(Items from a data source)
---*---

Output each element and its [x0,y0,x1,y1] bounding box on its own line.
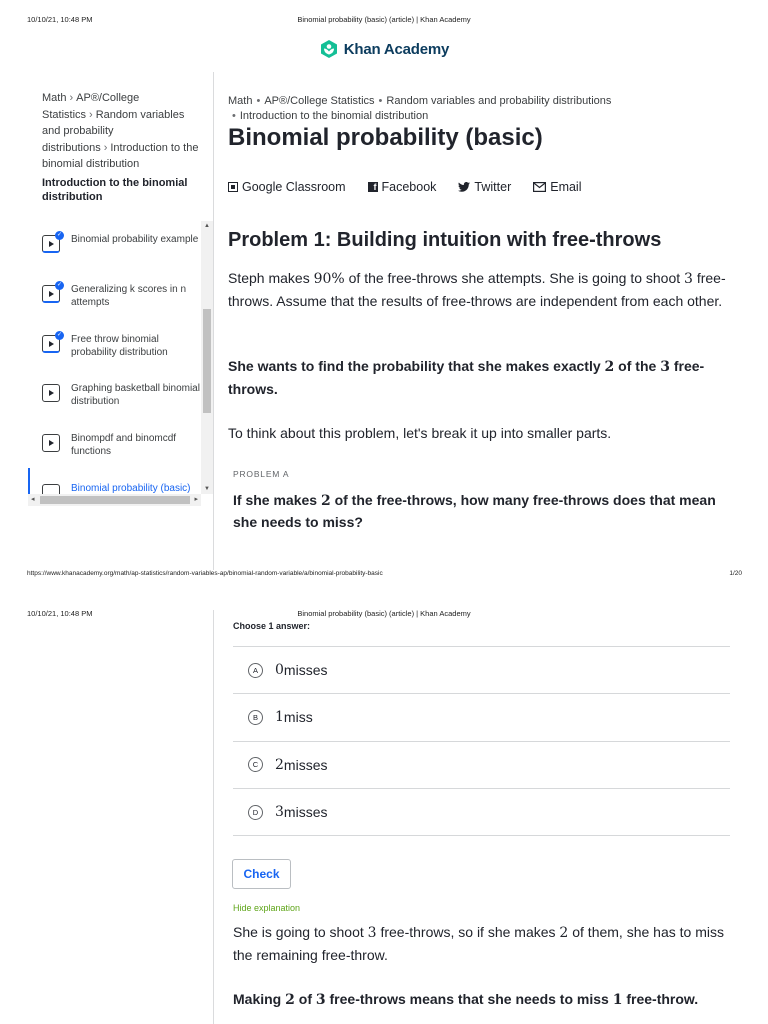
share-label: Email [550,180,582,194]
text-span: She is going to shoot [233,924,368,940]
print-title: Binomial probability (basic) (article) | Khan Academy [297,609,471,618]
text-span: free-throw. [622,991,699,1007]
scrollbar-thumb[interactable] [40,496,190,504]
choose-answer-label: Choose 1 answer: [233,621,311,631]
sidebar-lesson-list [28,221,213,507]
khan-academy-logo[interactable] [0,39,768,59]
sidebar-item-free-throw-distribution[interactable] [28,321,200,369]
crumb-math[interactable]: Math [228,95,253,107]
check-badge-icon: ✓ [56,232,63,238]
math-value: 3 [367,925,377,941]
text-span: She wants to find the probability that she makes exactly [228,358,605,374]
sidebar-crumb-lesson[interactable]: Introduction to the binomial distribution [42,141,199,170]
math-value: 3 [275,804,284,821]
check-badge-icon: ✓ [56,282,63,288]
scrollbar-thumb[interactable] [203,309,211,413]
sidebar-item-label: Graphing basketball binomial distribution [71,383,200,407]
math-value: 90% [313,271,345,287]
radio-letter-a[interactable]: A [248,663,263,678]
sidebar-item-binomial-probability-example[interactable] [28,221,200,269]
print-url: https://www.khanacademy.org/math/ap-statistics/random-variables-ap/binomial-random-variable/a/binomial-probability-basic [27,570,383,577]
crumb-unit[interactable]: Random variables and probability distributions [386,95,612,107]
problem-question [233,490,733,533]
answer-choices [233,646,730,836]
choice-text: miss [283,709,313,726]
text-span: free-throws, so if she makes [376,924,560,940]
text-span: free-throws means that she needs to miss [325,991,613,1007]
chevron-right-icon: › [103,141,108,154]
chevron-right-icon: › [69,92,74,104]
problem-label: PROBLEM A [233,469,290,479]
video-icon [42,434,60,452]
twitter-button[interactable] [458,180,511,194]
print-header-page2 [0,609,768,623]
crumb-lesson[interactable]: Introduction to the binomial distribution [239,110,429,122]
sidebar-item-binompdf-binomcdf[interactable] [28,420,200,468]
crumb-separator: • [256,95,261,107]
sidebar-horizontal-scrollbar[interactable] [28,494,201,506]
sidebar-crumb-course[interactable]: AP®︎/College Statistics [42,92,140,121]
sidebar-vertical-scrollbar[interactable] [201,221,213,494]
print-date: 10/10/21, 10:48 PM [27,15,93,24]
share-label: Twitter [474,180,512,194]
share-label: Google Classroom [242,180,346,194]
choice-d[interactable] [233,789,730,836]
scroll-left-arrow-icon[interactable]: ◂ [31,496,35,503]
text-span: free-throws. Assume that the results of free-throws are independent from each other. [228,270,726,309]
sidebar-crumb-unit[interactable]: Random variables and probability distributions [42,108,185,154]
math-value: 0 [275,662,284,679]
text-span: of the [614,358,661,374]
text-span: free-throws. [228,358,705,397]
twitter-icon [458,182,470,192]
video-icon [42,232,63,253]
print-title: Binomial probability (basic) (article) | Khan Academy [297,15,471,24]
choice-c[interactable] [233,742,730,789]
email-icon [533,182,546,192]
video-icon [42,332,63,353]
crumb-separator: • [378,95,383,107]
check-button[interactable]: Check [232,859,291,889]
logo-text: Khan Academy [343,40,450,58]
sidebar-breadcrumb [42,90,202,173]
problem-intro-paragraph [228,267,728,312]
sidebar-current-lesson: Introduction to the binomial distribution [42,177,188,203]
facebook-button[interactable] [368,180,437,194]
math-value: 2 [285,992,295,1008]
math-value: 3 [315,992,326,1008]
crumb-course[interactable]: AP®︎/College Statistics [264,95,375,107]
math-value: 2 [604,359,615,375]
choice-a[interactable] [233,647,730,694]
problem-goal-paragraph [228,355,728,400]
print-header [0,15,768,29]
sidebar-divider-page2 [213,610,214,1024]
breadcrumb [228,94,748,124]
choice-text: misses [283,756,328,773]
sidebar-divider [213,72,214,570]
crumb-separator: • [232,110,236,122]
math-value: 1 [612,992,623,1008]
math-value: 2 [275,756,284,773]
hide-explanation-link[interactable]: Hide explanation [233,903,301,913]
page-title: Binomial probability (basic) [228,124,543,151]
text-span: Steph makes [228,270,314,286]
share-label: Facebook [381,180,437,194]
radio-letter-c[interactable]: C [248,757,263,772]
scroll-right-arrow-icon[interactable]: ▸ [194,496,198,503]
sidebar-item-label: Binomial probability (basic) [71,483,191,494]
text-span: of the free-throws she attempts. She is going to shoot [344,270,685,286]
khan-academy-leaf-icon [319,39,339,59]
sidebar-item-label: Binompdf and binomcdf functions [71,433,177,457]
print-page-number: 1/20 [729,570,742,577]
sidebar-item-label: Binomial probability example [71,234,199,245]
choice-text: misses [283,804,328,821]
text-span: If she makes [233,492,321,508]
math-value: 3 [684,271,693,287]
radio-letter-d[interactable]: D [248,805,263,820]
text-span: of the free-throws, how many free-throws does that mean she needs to miss? [233,492,716,530]
breakdown-paragraph: To think about this problem, let's break it up into smaller parts. [228,425,612,441]
explanation-paragraph [233,921,733,966]
radio-letter-b[interactable]: B [248,710,263,725]
sidebar-crumb-math[interactable]: Math [42,92,67,104]
sidebar-item-label: Generalizing k scores in n attempts [71,284,187,308]
scroll-up-arrow-icon[interactable]: ▲ [204,223,210,229]
scroll-down-arrow-icon[interactable]: ▼ [204,486,210,492]
chevron-right-icon: › [89,108,93,121]
sidebar-item-generalizing-k-scores[interactable] [28,271,200,319]
google-classroom-button[interactable] [228,180,346,194]
google-classroom-icon [228,182,238,192]
facebook-icon: f [368,182,378,192]
explanation-conclusion [233,988,733,1011]
text-span: of them, she has to miss the remaining free-throw. [233,924,724,963]
math-value: 2 [559,925,569,941]
sidebar-item-label: Free throw binomial probability distribution [71,334,168,358]
email-button[interactable] [533,180,581,194]
math-value: 3 [660,359,670,375]
video-icon [42,282,63,303]
sidebar-item-graphing-basketball[interactable] [28,370,200,418]
share-bar [228,180,604,194]
print-date: 10/10/21, 10:48 PM [27,609,93,618]
text-span: of [294,991,316,1007]
video-icon [42,384,60,402]
math-value: 1 [275,709,284,726]
choice-text: misses [283,662,328,679]
math-value: 2 [320,493,331,509]
text-span: Making [233,991,286,1007]
check-badge-icon: ✓ [56,332,63,338]
problem-heading: Problem 1: Building intuition with free-throws [228,229,662,251]
choice-b[interactable] [233,694,730,741]
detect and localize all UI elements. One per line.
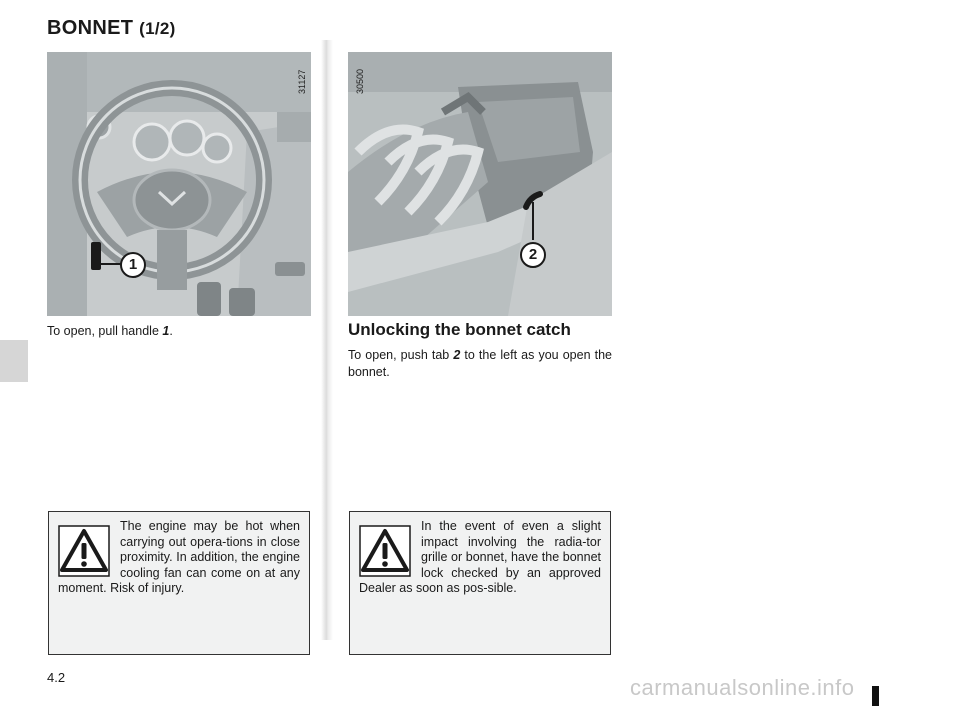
page-number: 4.2 — [47, 670, 66, 685]
page-title — [47, 17, 176, 40]
title-main: BONNET — [47, 17, 134, 39]
warning-triangle-icon — [58, 525, 110, 577]
watermark: carmanualsonline.info — [630, 675, 855, 700]
warning-text: In the event of even a slight impact involving the radia-tor grille or bonnet, have the bonnet lock checked by an approved Dealer as soon as pos-sible. — [359, 519, 601, 595]
caption-end: . — [169, 324, 173, 338]
callout-1: 1 — [120, 252, 146, 278]
warning-text: The engine may be hot when carrying out opera-tions in close proximity. In addition, the engine cooling fan can come on at any moment. Risk of injury. — [58, 519, 300, 595]
warning-triangle-icon — [359, 525, 411, 577]
section-tab-marker — [0, 340, 28, 382]
engine-bay-photo — [348, 52, 612, 316]
left-caption — [47, 324, 173, 338]
section-heading: Unlocking the bonnet catch — [348, 320, 571, 339]
para-text: To open, push tab — [348, 348, 454, 362]
callout-2: 2 — [520, 242, 546, 268]
column-divider — [321, 40, 333, 640]
para-ref: 2 — [453, 348, 461, 362]
para-text-end: to the left as you open the bonnet. — [348, 348, 613, 379]
photo-ref-code: 31127 — [297, 69, 307, 94]
page-edge-marker — [872, 686, 879, 706]
caption-text: To open, pull handle — [47, 324, 163, 338]
dashboard-photo — [47, 52, 311, 316]
caption-ref: 1 — [162, 324, 170, 338]
photo-ref-code: 30500 — [355, 68, 365, 94]
body-paragraph — [348, 347, 612, 381]
warning-box — [48, 511, 310, 655]
title-part: (1/2) — [139, 19, 176, 38]
warning-box — [349, 511, 611, 655]
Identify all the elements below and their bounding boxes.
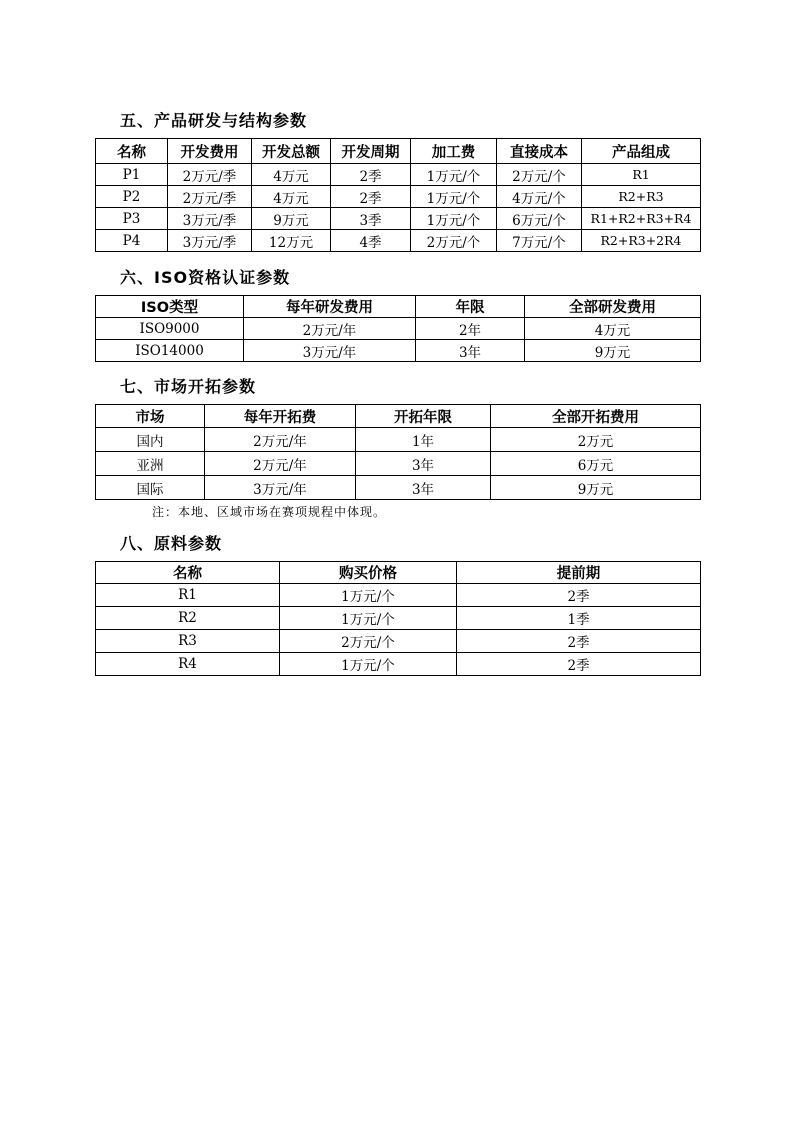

---*---

Locate every row above that contains the word "explanation", and copy each of those rows in full.

hide-explanation-link[interactable]: Hide explanation [233,903,301,913]
explanation-paragraph [233,921,733,966]
explanation-conclusion [233,988,733,1011]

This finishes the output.